■ **WHAT TO DO**
Using the data below, repeat all of it precisely.

== == ==

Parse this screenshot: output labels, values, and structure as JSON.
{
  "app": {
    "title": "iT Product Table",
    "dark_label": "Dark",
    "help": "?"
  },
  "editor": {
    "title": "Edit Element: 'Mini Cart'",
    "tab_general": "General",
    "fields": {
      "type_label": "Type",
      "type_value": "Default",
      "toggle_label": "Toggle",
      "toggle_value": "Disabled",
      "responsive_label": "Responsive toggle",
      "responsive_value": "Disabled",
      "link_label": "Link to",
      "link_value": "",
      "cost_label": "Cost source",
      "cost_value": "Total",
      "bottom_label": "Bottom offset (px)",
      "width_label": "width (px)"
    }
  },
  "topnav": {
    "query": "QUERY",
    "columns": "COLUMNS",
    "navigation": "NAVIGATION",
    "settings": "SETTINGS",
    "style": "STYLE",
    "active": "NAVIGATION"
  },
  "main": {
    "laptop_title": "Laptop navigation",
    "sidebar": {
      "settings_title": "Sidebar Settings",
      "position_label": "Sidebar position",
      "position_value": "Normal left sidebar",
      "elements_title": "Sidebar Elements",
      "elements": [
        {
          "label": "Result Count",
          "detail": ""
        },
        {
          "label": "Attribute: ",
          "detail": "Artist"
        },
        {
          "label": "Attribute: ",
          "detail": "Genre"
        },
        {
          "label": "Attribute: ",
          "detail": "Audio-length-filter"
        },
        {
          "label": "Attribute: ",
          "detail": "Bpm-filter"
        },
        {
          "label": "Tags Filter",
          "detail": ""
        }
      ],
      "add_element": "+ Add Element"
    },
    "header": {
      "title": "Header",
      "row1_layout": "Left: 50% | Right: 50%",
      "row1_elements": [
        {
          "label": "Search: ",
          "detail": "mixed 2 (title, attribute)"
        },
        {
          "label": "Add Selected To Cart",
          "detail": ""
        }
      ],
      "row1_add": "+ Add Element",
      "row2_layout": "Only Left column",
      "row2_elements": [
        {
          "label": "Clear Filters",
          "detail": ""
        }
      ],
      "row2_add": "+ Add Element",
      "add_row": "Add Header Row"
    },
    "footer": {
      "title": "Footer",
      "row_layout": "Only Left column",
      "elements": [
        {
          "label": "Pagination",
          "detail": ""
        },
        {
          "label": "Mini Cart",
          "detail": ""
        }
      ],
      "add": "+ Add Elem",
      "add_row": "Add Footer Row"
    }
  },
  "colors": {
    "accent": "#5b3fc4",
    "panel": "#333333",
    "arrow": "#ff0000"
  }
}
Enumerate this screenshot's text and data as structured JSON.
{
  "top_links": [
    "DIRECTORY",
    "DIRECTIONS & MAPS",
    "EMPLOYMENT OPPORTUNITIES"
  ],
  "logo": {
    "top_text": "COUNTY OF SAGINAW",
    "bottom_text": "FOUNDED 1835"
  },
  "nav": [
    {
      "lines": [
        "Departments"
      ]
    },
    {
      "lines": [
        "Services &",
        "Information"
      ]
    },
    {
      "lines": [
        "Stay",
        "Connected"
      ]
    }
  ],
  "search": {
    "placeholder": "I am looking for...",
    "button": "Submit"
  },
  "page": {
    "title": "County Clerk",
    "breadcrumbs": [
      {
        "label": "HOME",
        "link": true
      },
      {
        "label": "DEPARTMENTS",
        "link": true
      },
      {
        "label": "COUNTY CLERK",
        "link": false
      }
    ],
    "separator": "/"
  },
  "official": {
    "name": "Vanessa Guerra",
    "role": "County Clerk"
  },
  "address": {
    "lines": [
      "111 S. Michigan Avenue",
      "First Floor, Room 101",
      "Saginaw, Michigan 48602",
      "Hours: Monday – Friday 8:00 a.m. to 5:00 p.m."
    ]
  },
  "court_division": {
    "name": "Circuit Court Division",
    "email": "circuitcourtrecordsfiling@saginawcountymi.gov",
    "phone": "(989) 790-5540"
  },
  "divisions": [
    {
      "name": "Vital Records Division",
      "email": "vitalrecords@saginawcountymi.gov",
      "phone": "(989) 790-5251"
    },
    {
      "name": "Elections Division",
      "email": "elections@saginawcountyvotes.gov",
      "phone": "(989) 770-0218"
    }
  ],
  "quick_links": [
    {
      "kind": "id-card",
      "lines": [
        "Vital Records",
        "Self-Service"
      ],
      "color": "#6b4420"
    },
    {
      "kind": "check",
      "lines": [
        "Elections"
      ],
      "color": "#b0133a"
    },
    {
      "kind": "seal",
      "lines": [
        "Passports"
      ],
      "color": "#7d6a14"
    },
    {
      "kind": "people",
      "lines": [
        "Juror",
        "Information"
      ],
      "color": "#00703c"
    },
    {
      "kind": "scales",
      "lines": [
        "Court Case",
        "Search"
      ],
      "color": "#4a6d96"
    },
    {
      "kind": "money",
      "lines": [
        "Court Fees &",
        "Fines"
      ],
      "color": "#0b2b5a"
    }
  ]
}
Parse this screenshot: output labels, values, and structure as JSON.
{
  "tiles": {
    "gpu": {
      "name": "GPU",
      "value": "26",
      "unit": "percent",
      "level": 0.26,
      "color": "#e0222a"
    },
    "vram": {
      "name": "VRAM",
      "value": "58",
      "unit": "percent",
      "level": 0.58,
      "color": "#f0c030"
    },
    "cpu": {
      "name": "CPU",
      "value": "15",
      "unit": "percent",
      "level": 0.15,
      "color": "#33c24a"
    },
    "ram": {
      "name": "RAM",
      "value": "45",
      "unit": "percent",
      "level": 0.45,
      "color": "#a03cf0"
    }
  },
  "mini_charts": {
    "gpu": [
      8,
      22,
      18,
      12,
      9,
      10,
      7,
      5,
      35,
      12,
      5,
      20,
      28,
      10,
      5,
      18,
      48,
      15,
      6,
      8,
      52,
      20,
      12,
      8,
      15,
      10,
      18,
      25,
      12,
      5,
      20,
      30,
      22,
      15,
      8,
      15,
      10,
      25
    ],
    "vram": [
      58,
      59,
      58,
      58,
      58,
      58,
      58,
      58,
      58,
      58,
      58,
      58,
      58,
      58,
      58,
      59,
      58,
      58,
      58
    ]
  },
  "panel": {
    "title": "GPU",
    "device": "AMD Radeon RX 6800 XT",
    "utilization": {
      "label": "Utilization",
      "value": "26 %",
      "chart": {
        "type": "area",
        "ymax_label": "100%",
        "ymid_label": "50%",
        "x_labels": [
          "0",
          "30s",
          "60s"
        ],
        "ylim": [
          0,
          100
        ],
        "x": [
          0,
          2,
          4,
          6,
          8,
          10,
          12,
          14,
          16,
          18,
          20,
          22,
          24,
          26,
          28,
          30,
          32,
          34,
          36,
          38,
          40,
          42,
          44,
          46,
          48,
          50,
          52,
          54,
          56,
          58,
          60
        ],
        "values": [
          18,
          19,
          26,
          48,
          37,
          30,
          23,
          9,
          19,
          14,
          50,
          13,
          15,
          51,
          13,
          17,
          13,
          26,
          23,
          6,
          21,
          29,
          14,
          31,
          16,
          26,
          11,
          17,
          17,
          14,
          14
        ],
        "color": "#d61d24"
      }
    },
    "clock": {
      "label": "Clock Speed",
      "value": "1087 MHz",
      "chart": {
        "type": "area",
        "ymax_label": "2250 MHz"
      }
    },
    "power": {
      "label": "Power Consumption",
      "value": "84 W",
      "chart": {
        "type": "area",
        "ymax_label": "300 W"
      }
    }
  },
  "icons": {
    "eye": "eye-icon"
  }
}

== == ==

■ **RESULT**
Parse this screenshot: output labels, values, and structure as JSON.
{
  "app": {
    "title": "iT Product Table",
    "dark_label": "Dark",
    "help": "?"
  },
  "editor": {
    "title": "Edit Element: 'Mini Cart'",
    "tab_general": "General",
    "fields": {
      "type_label": "Type",
      "type_value": "Default",
      "toggle_label": "Toggle",
      "toggle_value": "Disabled",
      "responsive_label": "Responsive toggle",
      "responsive_value": "Disabled",
      "link_label": "Link to",
      "link_value": "",
      "cost_label": "Cost source",
      "cost_value": "Total",
      "bottom_label": "Bottom offset (px)",
      "width_label": "width (px)"
    }
  },
  "topnav": {
    "query": "QUERY",
    "columns": "COLUMNS",
    "navigation": "NAVIGATION",
    "settings": "SETTINGS",
    "style": "STYLE",
    "active": "NAVIGATION"
  },
  "main": {
    "laptop_title": "Laptop navigation",
    "sidebar": {
      "settings_title": "Sidebar Settings",
      "position_label": "Sidebar position",
      "position_value": "Normal left sidebar",
      "elements_title": "Sidebar Elements",
      "elements": [
        {
          "label": "Result Count",
          "detail": ""
        },
        {
          "label": "Attribute: ",
          "detail": "Artist"
        },
        {
          "label": "Attribute: ",
          "detail": "Genre"
        },
        {
          "label": "Attribute: ",
          "detail": "Audio-length-filter"
        },
        {
          "label": "Attribute: ",
          "detail": "Bpm-filter"
        },
        {
          "label": "Tags Filter",
          "detail": ""
        }
      ],
      "add_element": "+ Add Element"
    },
    "header": {
      "title": "Header",
      "row1_layout": "Left: 50% | Right: 50%",
      "row1_elements": [
        {
          "label": "Search: ",
          "detail": "mixed 2 (title, attribute)"
        },
        {
          "label": "Add Selected To Cart",
          "detail": ""
        }
      ],
      "row1_add": "+ Add Element",
      "row2_layout": "Only Left column",
      "row2_elements": [
        {
          "label": "Clear Filters",
          "detail": ""
        }
      ],
      "row2_add": "+ Add Element",
      "add_row": "Add Header Row"
    },
    "footer": {
      "title": "Footer",
      "row_layout": "Only Left column",
      "elements": [
        {
          "label": "Pagination",
          "detail": ""
        },
        {
          "label": "Mini Cart",
          "detail": ""
        }
      ],
      "add": "+ Add Elem",
      "add_row": "Add Footer Row"
    }
  },
  "colors": {
    "accent": "#5b3fc4",
    "panel": "#333333",
    "arrow": "#ff0000"
  }
}
Enumerate this screenshot's text and data as structured JSON.
{
  "top_links": [
    "DIRECTORY",
    "DIRECTIONS & MAPS",
    "EMPLOYMENT OPPORTUNITIES"
  ],
  "logo": {
    "top_text": "COUNTY OF SAGINAW",
    "bottom_text": "FOUNDED 1835"
  },
  "nav": [
    {
      "lines": [
        "Departments"
      ]
    },
    {
      "lines": [
        "Services &",
        "Information"
      ]
    },
    {
      "lines": [
        "Stay",
        "Connected"
      ]
    }
  ],
  "search": {
    "placeholder": "I am looking for...",
    "button": "Submit"
  },
  "page": {
    "title": "County Clerk",
    "breadcrumbs": [
      {
        "label": "HOME",
        "link": true
      },
      {
        "label": "DEPARTMENTS",
        "link": true
      },
      {
        "label": "COUNTY CLERK",
        "link": false
      }
    ],
    "separator": "/"
  },
  "official": {
    "name": "Vanessa Guerra",
    "role": "County Clerk"
  },
  "address": {
    "lines": [
      "111 S. Michigan Avenue",
      "First Floor, Room 101",
      "Saginaw, Michigan 48602",
      "Hours: Monday – Friday 8:00 a.m. to 5:00 p.m."
    ]
  },
  "court_division": {
    "name": "Circuit Court Division",
    "email": "circuitcourtrecordsfiling@saginawcountymi.gov",
    "phone": "(989) 790-5540"
  },
  "divisions": [
    {
      "name": "Vital Records Division",
      "email": "vitalrecords@saginawcountymi.gov",
      "phone": "(989) 790-5251"
    },
    {
      "name": "Elections Division",
      "email": "elections@saginawcountyvotes.gov",
      "phone": "(989) 770-0218"
    }
  ],
  "quick_links": [
    {
      "kind": "id-card",
      "lines": [
        "Vital Records",
        "Self-Service"
      ],
      "color": "#6b4420"
    },
    {
      "kind": "check",
      "lines": [
        "Elections"
      ],
      "color": "#b0133a"
    },
    {
      "kind": "seal",
      "lines": [
        "Passports"
      ],
      "color": "#7d6a14"
    },
    {
      "kind": "people",
      "lines": [
        "Juror",
        "Information"
      ],
      "color": "#00703c"
    },
    {
      "kind": "scales",
      "lines": [
        "Court Case",
        "Search"
      ],
      "color": "#4a6d96"
    },
    {
      "kind": "money",
      "lines": [
        "Court Fees &",
        "Fines"
      ],
      "color": "#0b2b5a"
    }
  ]
}
Parse this screenshot: output labels, values, and structure as JSON.
{
  "tiles": {
    "gpu": {
      "name": "GPU",
      "value": "26",
      "unit": "percent",
      "level": 0.26,
      "color": "#e0222a"
    },
    "vram": {
      "name": "VRAM",
      "value": "58",
      "unit": "percent",
      "level": 0.58,
      "color": "#f0c030"
    },
    "cpu": {
      "name": "CPU",
      "value": "15",
      "unit": "percent",
      "level": 0.15,
      "color": "#33c24a"
    },
    "ram": {
      "name": "RAM",
      "value": "45",
      "unit": "percent",
      "level": 0.45,
      "color": "#a03cf0"
    }
  },
  "mini_charts": {
    "gpu": [
      8,
      22,
      18,
      12,
      9,
      10,
      7,
      5,
      35,
      12,
      5,
      20,
      28,
      10,
      5,
      18,
      48,
      15,
      6,
      8,
      52,
      20,
      12,
      8,
      15,
      10,
      18,
      25,
      12,
      5,
      20,
      30,
      22,
      15,
      8,
      15,
      10,
      25
    ],
    "vram": [
      58,
      59,
      58,
      58,
      58,
      58,
      58,
      58,
      58,
      58,
      58,
      58,
      58,
      58,
      58,
      59,
      58,
      58,
      58
    ]
  },
  "panel": {
    "title": "GPU",
    "device": "AMD Radeon RX 6800 XT",
    "utilization": {
      "label": "Utilization",
      "value": "26 %",
      "chart": {
        "type": "area",
        "ymax_label": "100%",
        "ymid_label": "50%",
        "x_labels": [
          "0",
          "30s",
          "60s"
        ],
        "ylim": [
          0,
          100
        ],
        "x": [
          0,
          2,
          4,
          6,
          8,
          10,
          12,
          14,
          16,
          18,
          20,
          22,
          24,
          26,
          28,
          30,
          32,
          34,
          36,
          38,
          40,
          42,
          44,
          46,
          48,
          50,
          52,
          54,
          56,
          58,
          60
        ],
        "values": [
          18,
          19,
          26,
          48,
          37,
          30,
          23,
          9,
          19,
          14,
          50,
          13,
          15,
          51,
          13,
          17,
          13,
          26,
          23,
          6,
          21,
          29,
          14,
          31,
          16,
          26,
          11,
          17,
          17,
          14,
          14
        ],
        "color": "#d61d24"
      }
    },
    "clock": {
      "label": "Clock Speed",
      "value": "1087 MHz",
      "chart": {
        "type": "area",
        "ymax_label": "2250 MHz"
      }
    },
    "power": {
      "label": "Power Consumption",
      "value": "84 W",
      "chart": {
        "type": "area",
        "ymax_label": "300 W"
      }
    }
  },
  "icons": {
    "eye": "eye-icon"
  }
}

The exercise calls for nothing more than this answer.